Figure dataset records
========================

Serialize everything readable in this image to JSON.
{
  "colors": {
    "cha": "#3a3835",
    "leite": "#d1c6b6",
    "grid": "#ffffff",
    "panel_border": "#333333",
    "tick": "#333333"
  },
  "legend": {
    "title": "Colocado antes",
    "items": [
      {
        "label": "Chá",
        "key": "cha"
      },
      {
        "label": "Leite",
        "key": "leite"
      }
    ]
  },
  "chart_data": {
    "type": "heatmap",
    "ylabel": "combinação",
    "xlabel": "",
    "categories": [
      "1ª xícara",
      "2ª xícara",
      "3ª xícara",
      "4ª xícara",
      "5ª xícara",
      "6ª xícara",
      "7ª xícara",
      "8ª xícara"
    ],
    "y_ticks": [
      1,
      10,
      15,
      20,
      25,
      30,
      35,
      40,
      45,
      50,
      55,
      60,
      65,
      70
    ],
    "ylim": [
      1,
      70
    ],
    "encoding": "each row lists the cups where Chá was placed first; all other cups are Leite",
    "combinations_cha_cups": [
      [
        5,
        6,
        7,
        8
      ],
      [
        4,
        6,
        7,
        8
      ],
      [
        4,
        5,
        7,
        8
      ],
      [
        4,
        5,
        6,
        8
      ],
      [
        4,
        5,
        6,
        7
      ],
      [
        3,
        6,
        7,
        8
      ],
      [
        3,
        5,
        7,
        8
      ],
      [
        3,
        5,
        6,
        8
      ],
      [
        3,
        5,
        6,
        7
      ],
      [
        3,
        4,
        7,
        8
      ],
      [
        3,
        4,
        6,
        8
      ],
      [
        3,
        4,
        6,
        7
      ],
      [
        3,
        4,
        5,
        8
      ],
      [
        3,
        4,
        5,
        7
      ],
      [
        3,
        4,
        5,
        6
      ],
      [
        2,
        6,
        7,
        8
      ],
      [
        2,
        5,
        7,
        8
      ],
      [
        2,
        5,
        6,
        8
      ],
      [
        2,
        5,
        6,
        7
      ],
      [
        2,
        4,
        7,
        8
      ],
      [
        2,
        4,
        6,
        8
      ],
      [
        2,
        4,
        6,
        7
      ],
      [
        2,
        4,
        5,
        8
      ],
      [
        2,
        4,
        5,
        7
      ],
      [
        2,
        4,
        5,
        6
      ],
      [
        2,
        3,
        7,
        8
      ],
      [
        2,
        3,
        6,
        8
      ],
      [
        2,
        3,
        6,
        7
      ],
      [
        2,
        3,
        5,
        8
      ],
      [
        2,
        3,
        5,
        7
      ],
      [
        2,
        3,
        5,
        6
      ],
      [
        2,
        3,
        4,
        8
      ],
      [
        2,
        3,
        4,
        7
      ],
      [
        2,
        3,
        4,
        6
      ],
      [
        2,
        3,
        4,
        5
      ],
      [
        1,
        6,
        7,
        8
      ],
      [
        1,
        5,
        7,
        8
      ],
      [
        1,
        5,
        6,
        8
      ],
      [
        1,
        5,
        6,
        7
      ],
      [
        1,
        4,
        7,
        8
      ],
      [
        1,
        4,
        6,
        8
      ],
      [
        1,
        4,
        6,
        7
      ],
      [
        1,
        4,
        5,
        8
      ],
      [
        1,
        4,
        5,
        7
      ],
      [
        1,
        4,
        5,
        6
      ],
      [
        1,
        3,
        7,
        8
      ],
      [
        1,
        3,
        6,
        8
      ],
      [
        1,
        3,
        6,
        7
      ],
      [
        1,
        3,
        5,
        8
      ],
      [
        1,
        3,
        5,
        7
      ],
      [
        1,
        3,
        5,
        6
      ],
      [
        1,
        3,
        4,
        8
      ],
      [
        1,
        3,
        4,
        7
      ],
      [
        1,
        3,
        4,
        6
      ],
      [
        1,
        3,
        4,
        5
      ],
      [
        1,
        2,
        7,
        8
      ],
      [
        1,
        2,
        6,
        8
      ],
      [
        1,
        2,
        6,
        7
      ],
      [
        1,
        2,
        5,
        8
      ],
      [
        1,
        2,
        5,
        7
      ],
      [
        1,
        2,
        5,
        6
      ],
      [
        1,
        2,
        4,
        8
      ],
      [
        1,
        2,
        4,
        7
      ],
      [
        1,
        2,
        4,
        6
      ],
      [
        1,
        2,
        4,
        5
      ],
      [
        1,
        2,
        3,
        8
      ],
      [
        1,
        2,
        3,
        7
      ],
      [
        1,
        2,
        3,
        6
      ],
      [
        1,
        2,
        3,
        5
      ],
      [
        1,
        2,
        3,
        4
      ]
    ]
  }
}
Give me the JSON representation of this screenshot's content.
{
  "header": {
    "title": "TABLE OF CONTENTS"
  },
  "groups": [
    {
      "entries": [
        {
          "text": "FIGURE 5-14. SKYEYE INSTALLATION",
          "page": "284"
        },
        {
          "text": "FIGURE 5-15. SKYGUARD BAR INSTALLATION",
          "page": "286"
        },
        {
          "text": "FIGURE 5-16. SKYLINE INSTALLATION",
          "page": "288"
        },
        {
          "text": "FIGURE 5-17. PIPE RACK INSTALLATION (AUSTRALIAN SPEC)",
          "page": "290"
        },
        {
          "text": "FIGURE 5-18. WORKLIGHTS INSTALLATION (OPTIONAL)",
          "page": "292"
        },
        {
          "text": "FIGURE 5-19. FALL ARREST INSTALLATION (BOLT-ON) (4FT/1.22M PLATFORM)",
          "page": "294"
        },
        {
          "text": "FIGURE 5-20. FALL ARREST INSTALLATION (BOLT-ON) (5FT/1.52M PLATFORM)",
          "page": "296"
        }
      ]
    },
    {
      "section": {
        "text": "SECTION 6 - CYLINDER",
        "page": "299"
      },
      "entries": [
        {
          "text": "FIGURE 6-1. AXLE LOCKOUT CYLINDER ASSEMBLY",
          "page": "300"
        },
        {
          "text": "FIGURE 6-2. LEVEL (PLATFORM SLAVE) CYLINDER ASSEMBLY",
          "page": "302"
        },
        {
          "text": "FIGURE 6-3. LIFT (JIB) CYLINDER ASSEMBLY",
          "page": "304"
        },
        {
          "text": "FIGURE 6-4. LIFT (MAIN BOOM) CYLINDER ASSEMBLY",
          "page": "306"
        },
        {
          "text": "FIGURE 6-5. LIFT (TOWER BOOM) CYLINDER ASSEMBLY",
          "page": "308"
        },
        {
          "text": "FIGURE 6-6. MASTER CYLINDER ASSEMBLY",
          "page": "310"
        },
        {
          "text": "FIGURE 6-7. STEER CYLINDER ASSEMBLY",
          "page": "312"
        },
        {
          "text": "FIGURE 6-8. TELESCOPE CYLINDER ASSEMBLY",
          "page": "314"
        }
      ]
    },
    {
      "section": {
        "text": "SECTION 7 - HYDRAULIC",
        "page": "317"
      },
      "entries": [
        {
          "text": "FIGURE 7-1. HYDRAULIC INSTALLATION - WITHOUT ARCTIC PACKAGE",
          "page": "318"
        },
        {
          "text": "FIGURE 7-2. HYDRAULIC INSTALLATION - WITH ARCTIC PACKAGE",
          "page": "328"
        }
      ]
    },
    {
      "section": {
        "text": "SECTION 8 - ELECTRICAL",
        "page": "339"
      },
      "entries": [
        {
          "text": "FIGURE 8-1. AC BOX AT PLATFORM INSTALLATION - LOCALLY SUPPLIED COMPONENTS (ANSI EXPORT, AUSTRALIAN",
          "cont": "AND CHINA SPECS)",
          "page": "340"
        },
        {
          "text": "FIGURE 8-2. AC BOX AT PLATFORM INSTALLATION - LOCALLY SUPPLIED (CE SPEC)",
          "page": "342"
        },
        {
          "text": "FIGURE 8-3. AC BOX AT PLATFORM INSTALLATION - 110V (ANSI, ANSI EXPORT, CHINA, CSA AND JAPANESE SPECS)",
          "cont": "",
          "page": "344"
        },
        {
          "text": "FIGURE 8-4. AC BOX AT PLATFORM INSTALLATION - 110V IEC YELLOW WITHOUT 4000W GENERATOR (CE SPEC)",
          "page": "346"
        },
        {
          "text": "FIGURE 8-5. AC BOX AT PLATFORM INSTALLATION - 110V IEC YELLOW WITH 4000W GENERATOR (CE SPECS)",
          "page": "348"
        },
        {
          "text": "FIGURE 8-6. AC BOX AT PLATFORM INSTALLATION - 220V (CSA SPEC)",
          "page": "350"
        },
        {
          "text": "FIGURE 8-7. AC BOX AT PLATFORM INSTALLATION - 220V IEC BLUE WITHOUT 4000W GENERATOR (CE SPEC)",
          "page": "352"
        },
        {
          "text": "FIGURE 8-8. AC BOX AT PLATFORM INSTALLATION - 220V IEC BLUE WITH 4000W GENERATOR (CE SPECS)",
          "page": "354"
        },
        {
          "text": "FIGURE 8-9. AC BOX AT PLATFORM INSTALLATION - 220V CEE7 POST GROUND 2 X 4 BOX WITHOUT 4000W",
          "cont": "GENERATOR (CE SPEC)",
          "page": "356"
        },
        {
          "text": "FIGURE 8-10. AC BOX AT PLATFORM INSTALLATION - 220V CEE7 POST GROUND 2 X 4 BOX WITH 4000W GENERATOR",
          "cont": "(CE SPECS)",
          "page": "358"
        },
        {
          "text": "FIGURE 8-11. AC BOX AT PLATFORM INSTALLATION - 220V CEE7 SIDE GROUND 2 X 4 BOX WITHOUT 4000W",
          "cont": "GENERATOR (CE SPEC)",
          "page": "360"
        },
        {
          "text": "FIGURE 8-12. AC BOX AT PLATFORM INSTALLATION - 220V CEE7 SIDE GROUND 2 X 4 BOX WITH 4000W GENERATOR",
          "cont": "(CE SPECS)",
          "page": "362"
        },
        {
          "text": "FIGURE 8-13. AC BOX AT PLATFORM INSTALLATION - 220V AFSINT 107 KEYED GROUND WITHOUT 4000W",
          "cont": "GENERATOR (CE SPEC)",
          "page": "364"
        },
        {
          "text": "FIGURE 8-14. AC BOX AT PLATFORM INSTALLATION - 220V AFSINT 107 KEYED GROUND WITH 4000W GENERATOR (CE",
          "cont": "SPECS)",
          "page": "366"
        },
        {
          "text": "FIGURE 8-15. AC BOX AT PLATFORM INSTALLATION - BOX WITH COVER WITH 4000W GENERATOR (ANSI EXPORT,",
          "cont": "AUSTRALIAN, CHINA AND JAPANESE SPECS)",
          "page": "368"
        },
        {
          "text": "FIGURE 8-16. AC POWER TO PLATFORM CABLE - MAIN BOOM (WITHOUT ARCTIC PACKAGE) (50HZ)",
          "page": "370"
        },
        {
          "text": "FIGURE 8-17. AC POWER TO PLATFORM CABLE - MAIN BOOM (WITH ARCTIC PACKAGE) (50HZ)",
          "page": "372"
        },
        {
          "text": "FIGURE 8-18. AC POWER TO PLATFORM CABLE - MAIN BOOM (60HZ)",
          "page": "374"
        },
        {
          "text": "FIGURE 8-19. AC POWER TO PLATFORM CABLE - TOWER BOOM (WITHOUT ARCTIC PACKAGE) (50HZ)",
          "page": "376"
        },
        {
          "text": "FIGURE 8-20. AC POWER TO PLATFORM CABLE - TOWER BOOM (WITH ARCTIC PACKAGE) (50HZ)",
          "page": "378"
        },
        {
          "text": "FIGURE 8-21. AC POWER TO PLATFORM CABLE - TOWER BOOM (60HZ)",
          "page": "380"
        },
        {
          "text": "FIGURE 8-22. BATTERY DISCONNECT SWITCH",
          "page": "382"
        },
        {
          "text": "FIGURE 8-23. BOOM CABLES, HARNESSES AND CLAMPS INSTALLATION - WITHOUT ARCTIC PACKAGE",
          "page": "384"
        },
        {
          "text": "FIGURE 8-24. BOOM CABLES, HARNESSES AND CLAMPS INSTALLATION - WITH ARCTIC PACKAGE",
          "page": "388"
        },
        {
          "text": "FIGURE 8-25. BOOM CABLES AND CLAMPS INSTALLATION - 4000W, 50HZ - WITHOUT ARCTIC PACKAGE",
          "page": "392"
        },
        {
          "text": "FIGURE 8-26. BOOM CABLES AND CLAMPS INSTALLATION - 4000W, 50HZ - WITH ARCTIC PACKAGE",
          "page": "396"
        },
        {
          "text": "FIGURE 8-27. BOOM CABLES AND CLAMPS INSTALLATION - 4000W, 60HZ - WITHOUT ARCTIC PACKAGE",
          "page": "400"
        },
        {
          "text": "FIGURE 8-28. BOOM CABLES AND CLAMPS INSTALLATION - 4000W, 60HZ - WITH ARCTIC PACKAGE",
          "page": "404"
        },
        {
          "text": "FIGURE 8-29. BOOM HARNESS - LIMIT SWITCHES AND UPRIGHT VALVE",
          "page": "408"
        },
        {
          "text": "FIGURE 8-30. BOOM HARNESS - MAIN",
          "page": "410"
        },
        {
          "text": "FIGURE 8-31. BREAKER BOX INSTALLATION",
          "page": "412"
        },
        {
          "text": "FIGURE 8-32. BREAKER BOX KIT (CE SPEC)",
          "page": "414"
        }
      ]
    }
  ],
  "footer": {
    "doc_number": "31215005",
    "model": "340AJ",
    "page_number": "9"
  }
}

========================

What you have to do: Using the records above, list each line that includes "KEYED".

Final result:
          "text": "FIGURE 8-13. AC BOX AT PLATFORM INSTALLATION - 220V AFSINT 107 KEYED GROUND WITHOUT 4000W",
          "text": "FIGURE 8-14. AC BOX AT PLATFORM INSTALLATION - 220V AFSINT 107 KEYED GROUND WITH 4000W GENERATOR (CE",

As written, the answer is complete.